(Direction): Whenever a line below holds the word "Throughput", copy that line.
--------------------------------------------------
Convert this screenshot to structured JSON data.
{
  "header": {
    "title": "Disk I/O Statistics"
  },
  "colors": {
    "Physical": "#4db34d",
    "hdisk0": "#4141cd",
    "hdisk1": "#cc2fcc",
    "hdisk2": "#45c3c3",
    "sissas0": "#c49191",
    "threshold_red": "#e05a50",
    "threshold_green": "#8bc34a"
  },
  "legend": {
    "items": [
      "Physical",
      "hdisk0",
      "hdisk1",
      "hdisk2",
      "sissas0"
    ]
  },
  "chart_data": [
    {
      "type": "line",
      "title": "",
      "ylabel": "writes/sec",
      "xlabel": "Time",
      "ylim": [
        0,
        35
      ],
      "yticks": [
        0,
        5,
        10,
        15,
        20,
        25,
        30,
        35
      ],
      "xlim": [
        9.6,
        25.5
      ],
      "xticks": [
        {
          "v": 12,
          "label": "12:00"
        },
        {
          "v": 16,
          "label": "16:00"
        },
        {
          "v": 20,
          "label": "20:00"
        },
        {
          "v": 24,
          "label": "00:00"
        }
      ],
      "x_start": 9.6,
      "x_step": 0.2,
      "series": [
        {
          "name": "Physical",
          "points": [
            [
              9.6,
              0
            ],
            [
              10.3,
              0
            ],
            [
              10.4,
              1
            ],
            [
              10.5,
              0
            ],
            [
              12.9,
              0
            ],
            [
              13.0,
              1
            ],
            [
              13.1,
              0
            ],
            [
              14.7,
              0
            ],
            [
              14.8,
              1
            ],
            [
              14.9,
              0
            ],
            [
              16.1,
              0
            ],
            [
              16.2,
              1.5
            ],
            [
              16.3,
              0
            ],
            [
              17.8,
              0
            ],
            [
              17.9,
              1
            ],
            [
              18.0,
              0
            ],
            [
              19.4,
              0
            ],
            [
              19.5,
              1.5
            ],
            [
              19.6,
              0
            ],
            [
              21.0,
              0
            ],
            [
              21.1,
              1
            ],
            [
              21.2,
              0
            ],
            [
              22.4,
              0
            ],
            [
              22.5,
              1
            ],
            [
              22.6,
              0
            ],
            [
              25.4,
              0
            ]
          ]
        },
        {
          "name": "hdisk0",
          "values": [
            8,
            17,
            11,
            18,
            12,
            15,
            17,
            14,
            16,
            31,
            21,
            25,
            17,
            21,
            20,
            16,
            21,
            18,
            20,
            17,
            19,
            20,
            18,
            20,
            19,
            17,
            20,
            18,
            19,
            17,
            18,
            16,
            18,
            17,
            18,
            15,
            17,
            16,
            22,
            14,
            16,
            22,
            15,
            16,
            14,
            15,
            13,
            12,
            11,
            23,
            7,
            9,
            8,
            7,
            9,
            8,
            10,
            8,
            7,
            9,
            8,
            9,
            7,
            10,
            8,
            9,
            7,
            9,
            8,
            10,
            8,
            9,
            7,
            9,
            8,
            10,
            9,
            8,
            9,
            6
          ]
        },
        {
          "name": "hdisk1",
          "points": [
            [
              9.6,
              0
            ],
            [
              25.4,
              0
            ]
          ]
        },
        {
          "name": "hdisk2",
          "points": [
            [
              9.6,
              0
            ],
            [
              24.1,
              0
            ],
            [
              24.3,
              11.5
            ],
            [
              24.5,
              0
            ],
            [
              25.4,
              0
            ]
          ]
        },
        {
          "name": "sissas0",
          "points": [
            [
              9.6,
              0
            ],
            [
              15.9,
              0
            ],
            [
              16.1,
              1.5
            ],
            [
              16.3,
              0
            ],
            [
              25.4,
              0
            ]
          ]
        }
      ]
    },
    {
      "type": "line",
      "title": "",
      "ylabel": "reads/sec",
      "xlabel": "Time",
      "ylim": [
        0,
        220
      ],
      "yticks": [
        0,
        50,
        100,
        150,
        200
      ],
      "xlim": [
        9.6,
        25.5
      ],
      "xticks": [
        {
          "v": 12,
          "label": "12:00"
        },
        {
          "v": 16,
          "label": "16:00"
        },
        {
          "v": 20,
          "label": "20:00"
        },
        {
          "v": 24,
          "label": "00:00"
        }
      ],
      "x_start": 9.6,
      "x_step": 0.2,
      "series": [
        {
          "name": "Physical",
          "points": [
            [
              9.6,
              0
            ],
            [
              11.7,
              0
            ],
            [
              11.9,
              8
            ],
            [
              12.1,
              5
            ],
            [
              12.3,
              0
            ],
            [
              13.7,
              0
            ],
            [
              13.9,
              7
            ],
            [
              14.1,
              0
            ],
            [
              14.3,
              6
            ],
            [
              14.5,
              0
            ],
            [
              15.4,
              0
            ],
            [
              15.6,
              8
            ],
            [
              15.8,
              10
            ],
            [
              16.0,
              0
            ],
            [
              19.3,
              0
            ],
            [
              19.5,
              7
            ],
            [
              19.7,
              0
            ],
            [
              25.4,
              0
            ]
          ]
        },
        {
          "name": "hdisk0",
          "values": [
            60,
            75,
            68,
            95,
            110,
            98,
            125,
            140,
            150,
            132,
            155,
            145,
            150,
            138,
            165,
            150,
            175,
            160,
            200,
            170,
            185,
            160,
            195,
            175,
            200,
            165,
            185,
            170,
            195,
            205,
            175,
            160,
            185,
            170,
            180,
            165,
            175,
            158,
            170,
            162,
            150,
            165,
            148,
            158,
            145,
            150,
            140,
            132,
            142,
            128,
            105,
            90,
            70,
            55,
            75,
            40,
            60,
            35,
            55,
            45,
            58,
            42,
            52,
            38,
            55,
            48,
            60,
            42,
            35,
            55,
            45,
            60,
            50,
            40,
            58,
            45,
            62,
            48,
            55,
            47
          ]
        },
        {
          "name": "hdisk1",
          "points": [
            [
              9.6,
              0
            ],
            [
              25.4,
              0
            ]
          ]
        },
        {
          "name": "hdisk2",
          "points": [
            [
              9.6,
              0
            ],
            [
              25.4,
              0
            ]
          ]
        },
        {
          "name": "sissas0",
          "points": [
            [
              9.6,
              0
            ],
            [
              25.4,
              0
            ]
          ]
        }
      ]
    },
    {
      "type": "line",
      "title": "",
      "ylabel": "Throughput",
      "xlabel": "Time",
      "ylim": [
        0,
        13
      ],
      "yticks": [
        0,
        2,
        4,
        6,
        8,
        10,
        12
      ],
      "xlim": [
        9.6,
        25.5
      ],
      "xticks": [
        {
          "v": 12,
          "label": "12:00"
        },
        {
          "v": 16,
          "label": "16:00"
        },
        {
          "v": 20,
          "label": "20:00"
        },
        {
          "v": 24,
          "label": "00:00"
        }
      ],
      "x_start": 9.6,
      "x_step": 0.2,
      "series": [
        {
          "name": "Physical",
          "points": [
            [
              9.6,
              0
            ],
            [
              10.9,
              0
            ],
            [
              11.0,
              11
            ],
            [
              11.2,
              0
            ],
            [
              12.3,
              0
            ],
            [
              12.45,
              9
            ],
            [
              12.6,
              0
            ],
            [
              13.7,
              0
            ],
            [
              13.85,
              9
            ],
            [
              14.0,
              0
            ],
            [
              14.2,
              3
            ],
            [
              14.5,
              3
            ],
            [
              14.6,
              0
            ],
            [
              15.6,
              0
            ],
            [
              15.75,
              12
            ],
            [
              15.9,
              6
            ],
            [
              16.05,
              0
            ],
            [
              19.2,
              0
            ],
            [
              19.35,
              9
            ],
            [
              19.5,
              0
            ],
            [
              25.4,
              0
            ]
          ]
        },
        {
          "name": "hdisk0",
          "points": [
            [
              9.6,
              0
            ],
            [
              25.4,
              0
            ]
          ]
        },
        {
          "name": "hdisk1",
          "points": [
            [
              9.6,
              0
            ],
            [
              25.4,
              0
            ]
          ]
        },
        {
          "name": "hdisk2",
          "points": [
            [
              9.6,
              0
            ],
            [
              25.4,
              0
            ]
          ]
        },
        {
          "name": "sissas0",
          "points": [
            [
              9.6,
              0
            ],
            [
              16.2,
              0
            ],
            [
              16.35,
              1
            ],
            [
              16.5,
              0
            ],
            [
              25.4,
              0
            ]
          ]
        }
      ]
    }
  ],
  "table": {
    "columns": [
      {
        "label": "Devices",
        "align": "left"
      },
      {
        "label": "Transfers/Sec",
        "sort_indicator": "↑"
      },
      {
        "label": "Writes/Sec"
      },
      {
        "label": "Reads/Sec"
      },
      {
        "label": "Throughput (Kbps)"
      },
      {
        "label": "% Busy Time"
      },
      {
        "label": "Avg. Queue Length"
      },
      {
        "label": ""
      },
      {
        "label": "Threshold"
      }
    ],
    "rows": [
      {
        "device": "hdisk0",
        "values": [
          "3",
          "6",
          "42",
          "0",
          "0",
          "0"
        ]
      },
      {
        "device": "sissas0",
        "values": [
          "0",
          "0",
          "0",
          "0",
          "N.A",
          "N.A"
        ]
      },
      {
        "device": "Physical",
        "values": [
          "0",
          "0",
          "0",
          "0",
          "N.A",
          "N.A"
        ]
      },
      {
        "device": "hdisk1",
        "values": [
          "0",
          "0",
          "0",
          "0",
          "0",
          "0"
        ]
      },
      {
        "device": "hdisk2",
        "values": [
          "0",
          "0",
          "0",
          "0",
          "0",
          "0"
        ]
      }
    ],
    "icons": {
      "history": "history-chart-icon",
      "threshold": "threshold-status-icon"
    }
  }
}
--------------------------------------------------
(Completed exercise):
      "ylabel": "Throughput",
        "label": "Throughput (Kbps)"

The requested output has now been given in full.